## Dataset extract
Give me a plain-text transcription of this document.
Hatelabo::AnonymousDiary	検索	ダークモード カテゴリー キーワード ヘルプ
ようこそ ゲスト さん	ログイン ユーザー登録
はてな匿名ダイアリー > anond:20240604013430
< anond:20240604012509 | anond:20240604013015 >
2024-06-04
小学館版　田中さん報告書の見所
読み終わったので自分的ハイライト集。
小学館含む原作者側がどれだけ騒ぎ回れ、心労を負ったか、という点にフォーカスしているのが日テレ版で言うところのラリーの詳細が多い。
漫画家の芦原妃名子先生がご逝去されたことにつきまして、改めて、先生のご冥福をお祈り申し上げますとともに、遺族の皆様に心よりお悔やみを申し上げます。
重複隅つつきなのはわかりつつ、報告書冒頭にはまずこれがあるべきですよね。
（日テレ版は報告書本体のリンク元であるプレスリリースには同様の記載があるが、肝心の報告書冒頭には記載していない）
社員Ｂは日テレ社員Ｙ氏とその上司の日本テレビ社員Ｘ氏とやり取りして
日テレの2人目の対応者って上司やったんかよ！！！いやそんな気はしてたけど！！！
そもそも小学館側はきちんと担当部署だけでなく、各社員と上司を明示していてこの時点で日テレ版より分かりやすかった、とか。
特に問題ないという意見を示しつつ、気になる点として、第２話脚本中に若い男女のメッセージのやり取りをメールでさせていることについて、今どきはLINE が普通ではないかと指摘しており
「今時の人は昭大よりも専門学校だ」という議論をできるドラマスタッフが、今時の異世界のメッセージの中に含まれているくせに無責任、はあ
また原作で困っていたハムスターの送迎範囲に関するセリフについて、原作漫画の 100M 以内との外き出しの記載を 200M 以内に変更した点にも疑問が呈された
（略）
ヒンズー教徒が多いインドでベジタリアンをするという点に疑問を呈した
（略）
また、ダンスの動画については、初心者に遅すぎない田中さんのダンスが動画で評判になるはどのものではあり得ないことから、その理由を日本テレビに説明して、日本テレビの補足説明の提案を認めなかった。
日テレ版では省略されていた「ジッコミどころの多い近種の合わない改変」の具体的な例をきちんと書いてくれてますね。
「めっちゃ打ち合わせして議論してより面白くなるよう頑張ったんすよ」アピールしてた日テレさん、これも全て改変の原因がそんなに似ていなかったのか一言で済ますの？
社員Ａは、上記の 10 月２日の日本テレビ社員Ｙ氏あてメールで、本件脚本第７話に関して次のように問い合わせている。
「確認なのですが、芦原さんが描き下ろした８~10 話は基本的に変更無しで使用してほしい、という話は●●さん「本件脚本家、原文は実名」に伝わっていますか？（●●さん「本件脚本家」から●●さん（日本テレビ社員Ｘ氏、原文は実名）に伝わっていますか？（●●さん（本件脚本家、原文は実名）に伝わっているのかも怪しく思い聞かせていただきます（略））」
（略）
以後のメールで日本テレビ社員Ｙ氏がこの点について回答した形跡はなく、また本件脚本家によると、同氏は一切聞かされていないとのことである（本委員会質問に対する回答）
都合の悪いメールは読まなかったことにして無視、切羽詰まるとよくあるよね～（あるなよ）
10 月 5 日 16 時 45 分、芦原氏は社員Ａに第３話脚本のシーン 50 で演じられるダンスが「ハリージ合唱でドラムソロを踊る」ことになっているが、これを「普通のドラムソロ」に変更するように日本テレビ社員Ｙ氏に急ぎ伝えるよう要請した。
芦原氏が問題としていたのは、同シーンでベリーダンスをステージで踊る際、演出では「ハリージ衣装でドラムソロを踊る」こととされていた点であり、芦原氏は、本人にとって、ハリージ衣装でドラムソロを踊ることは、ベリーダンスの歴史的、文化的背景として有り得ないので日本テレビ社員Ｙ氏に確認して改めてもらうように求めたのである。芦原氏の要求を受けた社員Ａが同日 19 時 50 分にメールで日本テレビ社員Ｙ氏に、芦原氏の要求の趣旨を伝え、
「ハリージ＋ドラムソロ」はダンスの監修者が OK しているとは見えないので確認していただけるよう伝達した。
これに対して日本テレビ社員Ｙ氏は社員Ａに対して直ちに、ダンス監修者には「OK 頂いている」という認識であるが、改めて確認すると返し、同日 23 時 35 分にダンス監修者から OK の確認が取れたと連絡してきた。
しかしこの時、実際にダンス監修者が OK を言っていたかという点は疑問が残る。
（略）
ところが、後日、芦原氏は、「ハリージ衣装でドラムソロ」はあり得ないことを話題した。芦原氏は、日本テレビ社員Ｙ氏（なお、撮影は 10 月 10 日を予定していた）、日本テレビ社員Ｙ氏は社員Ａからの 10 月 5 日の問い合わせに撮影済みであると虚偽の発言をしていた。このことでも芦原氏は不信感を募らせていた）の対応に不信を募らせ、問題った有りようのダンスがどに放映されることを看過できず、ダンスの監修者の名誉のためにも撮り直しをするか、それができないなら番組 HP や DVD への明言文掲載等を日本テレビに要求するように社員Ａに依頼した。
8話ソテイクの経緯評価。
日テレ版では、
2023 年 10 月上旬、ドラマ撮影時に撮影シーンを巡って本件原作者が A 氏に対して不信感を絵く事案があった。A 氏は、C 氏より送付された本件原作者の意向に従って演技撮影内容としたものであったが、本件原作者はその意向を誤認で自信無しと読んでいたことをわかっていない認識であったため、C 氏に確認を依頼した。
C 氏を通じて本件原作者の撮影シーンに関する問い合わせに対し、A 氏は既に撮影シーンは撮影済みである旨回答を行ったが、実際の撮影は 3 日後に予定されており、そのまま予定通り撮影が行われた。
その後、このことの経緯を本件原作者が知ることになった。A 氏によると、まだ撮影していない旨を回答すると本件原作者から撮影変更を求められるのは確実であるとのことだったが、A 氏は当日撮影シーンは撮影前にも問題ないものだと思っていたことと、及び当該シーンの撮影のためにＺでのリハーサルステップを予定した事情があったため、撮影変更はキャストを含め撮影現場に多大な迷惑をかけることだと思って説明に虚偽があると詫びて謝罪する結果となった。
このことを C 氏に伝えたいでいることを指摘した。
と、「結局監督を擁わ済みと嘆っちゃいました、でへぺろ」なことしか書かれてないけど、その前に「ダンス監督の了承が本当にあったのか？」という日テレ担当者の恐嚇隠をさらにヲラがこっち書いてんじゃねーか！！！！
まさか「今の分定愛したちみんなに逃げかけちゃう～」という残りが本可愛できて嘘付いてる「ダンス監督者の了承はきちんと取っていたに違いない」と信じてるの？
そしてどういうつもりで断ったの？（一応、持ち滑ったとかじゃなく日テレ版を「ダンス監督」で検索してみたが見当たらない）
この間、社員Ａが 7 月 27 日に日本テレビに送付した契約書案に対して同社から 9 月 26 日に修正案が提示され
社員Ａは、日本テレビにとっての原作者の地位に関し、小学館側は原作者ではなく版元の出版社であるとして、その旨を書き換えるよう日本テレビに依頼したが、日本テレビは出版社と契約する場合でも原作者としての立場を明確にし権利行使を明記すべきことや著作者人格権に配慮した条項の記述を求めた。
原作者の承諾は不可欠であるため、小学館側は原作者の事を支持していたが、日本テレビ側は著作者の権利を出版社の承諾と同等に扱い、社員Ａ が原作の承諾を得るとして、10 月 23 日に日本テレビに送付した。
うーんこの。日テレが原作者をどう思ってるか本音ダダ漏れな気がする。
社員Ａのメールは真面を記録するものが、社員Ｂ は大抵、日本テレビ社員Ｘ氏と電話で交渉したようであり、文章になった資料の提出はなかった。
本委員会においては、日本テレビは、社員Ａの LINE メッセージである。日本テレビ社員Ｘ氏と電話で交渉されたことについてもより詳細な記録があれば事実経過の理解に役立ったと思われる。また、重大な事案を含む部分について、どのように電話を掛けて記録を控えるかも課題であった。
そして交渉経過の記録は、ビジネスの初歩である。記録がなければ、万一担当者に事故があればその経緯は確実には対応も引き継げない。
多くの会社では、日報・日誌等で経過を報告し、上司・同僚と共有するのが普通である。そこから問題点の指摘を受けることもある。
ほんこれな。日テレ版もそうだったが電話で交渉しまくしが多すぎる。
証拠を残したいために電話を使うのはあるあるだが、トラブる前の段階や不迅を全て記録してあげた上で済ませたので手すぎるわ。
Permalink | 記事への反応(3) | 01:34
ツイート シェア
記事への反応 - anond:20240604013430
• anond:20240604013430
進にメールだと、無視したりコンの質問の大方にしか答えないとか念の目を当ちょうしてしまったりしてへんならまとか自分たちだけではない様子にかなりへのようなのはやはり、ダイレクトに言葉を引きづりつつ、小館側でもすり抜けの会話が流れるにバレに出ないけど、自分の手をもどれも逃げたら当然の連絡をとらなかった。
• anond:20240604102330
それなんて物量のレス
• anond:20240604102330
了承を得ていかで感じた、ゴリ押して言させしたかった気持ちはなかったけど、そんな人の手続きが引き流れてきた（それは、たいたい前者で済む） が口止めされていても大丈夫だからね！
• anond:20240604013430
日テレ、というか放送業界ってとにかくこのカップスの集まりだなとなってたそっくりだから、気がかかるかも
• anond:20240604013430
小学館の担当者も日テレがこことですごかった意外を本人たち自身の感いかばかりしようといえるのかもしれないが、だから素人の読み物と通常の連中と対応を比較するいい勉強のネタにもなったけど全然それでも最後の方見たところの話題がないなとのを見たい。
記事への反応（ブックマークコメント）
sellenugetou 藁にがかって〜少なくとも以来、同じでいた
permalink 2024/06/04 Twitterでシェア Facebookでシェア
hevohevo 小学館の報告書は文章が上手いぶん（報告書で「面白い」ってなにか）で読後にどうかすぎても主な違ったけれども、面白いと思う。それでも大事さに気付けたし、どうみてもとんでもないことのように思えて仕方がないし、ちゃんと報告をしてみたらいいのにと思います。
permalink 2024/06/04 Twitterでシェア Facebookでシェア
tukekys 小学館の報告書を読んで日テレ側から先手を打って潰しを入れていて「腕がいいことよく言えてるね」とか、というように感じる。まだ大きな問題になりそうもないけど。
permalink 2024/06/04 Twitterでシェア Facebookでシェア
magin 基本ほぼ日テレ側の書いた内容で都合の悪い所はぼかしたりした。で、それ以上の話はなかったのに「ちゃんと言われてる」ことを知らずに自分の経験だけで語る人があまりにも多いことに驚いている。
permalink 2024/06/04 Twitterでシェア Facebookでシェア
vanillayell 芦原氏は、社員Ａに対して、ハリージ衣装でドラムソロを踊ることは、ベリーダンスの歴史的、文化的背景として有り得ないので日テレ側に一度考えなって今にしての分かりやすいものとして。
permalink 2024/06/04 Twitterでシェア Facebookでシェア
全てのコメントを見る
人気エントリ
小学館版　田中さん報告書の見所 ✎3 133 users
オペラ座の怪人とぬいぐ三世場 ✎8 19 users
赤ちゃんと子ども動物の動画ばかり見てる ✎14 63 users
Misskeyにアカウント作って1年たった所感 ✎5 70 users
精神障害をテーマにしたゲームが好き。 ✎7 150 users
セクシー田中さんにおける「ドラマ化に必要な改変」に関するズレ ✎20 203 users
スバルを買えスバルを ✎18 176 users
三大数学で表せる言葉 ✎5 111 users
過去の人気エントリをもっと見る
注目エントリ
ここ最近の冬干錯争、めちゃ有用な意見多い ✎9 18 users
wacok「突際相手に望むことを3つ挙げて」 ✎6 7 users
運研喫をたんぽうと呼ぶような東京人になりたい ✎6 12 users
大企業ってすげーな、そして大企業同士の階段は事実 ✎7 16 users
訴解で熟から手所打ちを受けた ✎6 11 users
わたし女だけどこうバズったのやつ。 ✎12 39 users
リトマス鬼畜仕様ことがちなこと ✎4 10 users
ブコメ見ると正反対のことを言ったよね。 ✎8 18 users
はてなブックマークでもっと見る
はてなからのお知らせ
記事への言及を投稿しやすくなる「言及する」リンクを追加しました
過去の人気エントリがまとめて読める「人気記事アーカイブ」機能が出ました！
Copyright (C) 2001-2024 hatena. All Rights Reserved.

## What this task involves
Determine how many lines in the listing above hold the string "社員Ａは", then write only the number.

## Completed exercise
2